Give the data a second time, exactly and in full.

## GIVEN ENTRIES
▬▬▬▬▬▬
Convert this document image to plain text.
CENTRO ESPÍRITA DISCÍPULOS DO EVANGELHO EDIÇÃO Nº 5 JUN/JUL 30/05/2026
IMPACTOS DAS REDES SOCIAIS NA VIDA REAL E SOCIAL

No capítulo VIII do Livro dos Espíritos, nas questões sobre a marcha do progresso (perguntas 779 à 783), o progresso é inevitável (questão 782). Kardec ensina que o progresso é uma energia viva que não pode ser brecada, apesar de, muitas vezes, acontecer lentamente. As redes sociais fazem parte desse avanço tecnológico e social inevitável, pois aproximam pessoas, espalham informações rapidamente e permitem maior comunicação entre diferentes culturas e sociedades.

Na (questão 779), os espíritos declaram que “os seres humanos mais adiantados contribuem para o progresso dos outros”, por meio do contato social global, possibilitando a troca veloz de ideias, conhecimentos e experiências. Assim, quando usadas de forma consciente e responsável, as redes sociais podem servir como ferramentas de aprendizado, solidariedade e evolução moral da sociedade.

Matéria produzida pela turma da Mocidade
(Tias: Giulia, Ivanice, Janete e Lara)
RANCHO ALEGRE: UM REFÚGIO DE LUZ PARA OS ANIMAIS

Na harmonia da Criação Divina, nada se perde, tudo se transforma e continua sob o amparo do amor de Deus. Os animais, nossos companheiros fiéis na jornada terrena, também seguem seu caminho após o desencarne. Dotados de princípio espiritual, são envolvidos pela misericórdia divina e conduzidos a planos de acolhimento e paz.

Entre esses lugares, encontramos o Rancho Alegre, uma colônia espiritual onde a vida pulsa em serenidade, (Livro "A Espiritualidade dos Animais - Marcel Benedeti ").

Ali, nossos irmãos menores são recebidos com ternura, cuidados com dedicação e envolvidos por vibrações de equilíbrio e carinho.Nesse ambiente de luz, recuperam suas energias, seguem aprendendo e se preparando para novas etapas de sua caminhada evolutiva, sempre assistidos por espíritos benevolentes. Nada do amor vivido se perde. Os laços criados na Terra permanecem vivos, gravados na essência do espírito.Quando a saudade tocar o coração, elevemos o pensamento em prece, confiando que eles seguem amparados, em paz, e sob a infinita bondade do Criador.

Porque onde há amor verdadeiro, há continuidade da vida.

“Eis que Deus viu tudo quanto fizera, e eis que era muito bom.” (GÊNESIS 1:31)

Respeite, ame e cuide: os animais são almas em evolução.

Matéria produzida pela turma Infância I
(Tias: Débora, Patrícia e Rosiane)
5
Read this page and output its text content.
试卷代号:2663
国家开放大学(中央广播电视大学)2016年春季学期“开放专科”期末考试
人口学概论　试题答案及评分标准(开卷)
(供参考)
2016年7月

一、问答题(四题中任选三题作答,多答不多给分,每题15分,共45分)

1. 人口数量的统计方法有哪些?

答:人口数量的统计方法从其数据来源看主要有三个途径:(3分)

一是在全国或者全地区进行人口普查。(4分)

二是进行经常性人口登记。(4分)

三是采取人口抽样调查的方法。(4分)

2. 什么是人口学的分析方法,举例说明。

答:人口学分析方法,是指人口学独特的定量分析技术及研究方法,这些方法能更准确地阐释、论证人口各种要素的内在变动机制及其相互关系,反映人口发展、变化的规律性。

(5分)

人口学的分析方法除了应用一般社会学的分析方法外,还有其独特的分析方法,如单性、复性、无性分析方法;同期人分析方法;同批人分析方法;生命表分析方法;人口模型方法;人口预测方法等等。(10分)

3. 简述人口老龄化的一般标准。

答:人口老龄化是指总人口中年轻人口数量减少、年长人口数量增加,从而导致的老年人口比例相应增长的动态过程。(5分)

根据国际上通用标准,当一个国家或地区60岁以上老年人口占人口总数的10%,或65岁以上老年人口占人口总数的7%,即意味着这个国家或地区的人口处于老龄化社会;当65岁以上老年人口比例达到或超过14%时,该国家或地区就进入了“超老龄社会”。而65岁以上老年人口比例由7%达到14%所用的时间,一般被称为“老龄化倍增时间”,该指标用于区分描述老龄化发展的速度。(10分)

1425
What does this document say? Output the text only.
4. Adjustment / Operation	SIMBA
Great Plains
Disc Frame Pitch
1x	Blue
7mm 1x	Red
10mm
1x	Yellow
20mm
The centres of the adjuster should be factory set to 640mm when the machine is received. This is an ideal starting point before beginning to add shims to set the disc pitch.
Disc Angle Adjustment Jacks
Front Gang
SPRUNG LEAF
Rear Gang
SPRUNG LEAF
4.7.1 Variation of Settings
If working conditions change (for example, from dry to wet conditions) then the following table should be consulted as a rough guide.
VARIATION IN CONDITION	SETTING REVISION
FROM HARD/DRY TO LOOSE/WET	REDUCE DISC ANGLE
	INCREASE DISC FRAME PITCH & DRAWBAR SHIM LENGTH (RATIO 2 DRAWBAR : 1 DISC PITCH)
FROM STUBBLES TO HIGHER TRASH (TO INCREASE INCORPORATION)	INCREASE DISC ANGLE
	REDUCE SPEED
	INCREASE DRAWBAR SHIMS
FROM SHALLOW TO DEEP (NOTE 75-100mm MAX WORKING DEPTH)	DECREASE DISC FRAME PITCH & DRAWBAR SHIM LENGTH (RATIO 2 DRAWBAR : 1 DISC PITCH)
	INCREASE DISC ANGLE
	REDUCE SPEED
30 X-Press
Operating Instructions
▬▬▬▬▬▬
## CORRECT ANSWER
Convert this document image to plain text.
CENTRO ESPÍRITA DISCÍPULOS DO EVANGELHO EDIÇÃO Nº 5 JUN/JUL 30/05/2026
IMPACTOS DAS REDES SOCIAIS NA VIDA REAL E SOCIAL

No capítulo VIII do Livro dos Espíritos, nas questões sobre a marcha do progresso (perguntas 779 à 783), o progresso é inevitável (questão 782). Kardec ensina que o progresso é uma energia viva que não pode ser brecada, apesar de, muitas vezes, acontecer lentamente. As redes sociais fazem parte desse avanço tecnológico e social inevitável, pois aproximam pessoas, espalham informações rapidamente e permitem maior comunicação entre diferentes culturas e sociedades.

Na (questão 779), os espíritos declaram que “os seres humanos mais adiantados contribuem para o progresso dos outros”, por meio do contato social global, possibilitando a troca veloz de ideias, conhecimentos e experiências. Assim, quando usadas de forma consciente e responsável, as redes sociais podem servir como ferramentas de aprendizado, solidariedade e evolução moral da sociedade.

Matéria produzida pela turma da Mocidade
(Tias: Giulia, Ivanice, Janete e Lara)
RANCHO ALEGRE: UM REFÚGIO DE LUZ PARA OS ANIMAIS

Na harmonia da Criação Divina, nada se perde, tudo se transforma e continua sob o amparo do amor de Deus. Os animais, nossos companheiros fiéis na jornada terrena, também seguem seu caminho após o desencarne. Dotados de princípio espiritual, são envolvidos pela misericórdia divina e conduzidos a planos de acolhimento e paz.

Entre esses lugares, encontramos o Rancho Alegre, uma colônia espiritual onde a vida pulsa em serenidade, (Livro "A Espiritualidade dos Animais - Marcel Benedeti ").

Ali, nossos irmãos menores são recebidos com ternura, cuidados com dedicação e envolvidos por vibrações de equilíbrio e carinho.Nesse ambiente de luz, recuperam suas energias, seguem aprendendo e se preparando para novas etapas de sua caminhada evolutiva, sempre assistidos por espíritos benevolentes. Nada do amor vivido se perde. Os laços criados na Terra permanecem vivos, gravados na essência do espírito.Quando a saudade tocar o coração, elevemos o pensamento em prece, confiando que eles seguem amparados, em paz, e sob a infinita bondade do Criador.

Porque onde há amor verdadeiro, há continuidade da vida.

“Eis que Deus viu tudo quanto fizera, e eis que era muito bom.” (GÊNESIS 1:31)

Respeite, ame e cuide: os animais são almas em evolução.

Matéria produzida pela turma Infância I
(Tias: Débora, Patrícia e Rosiane)
5
Read this page and output its text content.
试卷代号:2663
国家开放大学(中央广播电视大学)2016年春季学期“开放专科”期末考试
人口学概论　试题答案及评分标准(开卷)
(供参考)
2016年7月

一、问答题(四题中任选三题作答,多答不多给分,每题15分,共45分)

1. 人口数量的统计方法有哪些?

答:人口数量的统计方法从其数据来源看主要有三个途径:(3分)

一是在全国或者全地区进行人口普查。(4分)

二是进行经常性人口登记。(4分)

三是采取人口抽样调查的方法。(4分)

2. 什么是人口学的分析方法,举例说明。

答:人口学分析方法,是指人口学独特的定量分析技术及研究方法,这些方法能更准确地阐释、论证人口各种要素的内在变动机制及其相互关系,反映人口发展、变化的规律性。

(5分)

人口学的分析方法除了应用一般社会学的分析方法外,还有其独特的分析方法,如单性、复性、无性分析方法;同期人分析方法;同批人分析方法;生命表分析方法;人口模型方法;人口预测方法等等。(10分)

3. 简述人口老龄化的一般标准。

答:人口老龄化是指总人口中年轻人口数量减少、年长人口数量增加,从而导致的老年人口比例相应增长的动态过程。(5分)

根据国际上通用标准,当一个国家或地区60岁以上老年人口占人口总数的10%,或65岁以上老年人口占人口总数的7%,即意味着这个国家或地区的人口处于老龄化社会;当65岁以上老年人口比例达到或超过14%时,该国家或地区就进入了“超老龄社会”。而65岁以上老年人口比例由7%达到14%所用的时间,一般被称为“老龄化倍增时间”,该指标用于区分描述老龄化发展的速度。(10分)

1425
What does this document say? Output the text only.
4. Adjustment / Operation	SIMBA
Great Plains
Disc Frame Pitch
1x	Blue
7mm 1x	Red
10mm
1x	Yellow
20mm
The centres of the adjuster should be factory set to 640mm when the machine is received. This is an ideal starting point before beginning to add shims to set the disc pitch.
Disc Angle Adjustment Jacks
Front Gang
SPRUNG LEAF
Rear Gang
SPRUNG LEAF
4.7.1 Variation of Settings
If working conditions change (for example, from dry to wet conditions) then the following table should be consulted as a rough guide.
VARIATION IN CONDITION	SETTING REVISION
FROM HARD/DRY TO LOOSE/WET	REDUCE DISC ANGLE
	INCREASE DISC FRAME PITCH & DRAWBAR SHIM LENGTH (RATIO 2 DRAWBAR : 1 DISC PITCH)
FROM STUBBLES TO HIGHER TRASH (TO INCREASE INCORPORATION)	INCREASE DISC ANGLE
	REDUCE SPEED
	INCREASE DRAWBAR SHIMS
FROM SHALLOW TO DEEP (NOTE 75-100mm MAX WORKING DEPTH)	DECREASE DISC FRAME PITCH & DRAWBAR SHIM LENGTH (RATIO 2 DRAWBAR : 1 DISC PITCH)
	INCREASE DISC ANGLE
	REDUCE SPEED
30 X-Press
Operating Instructions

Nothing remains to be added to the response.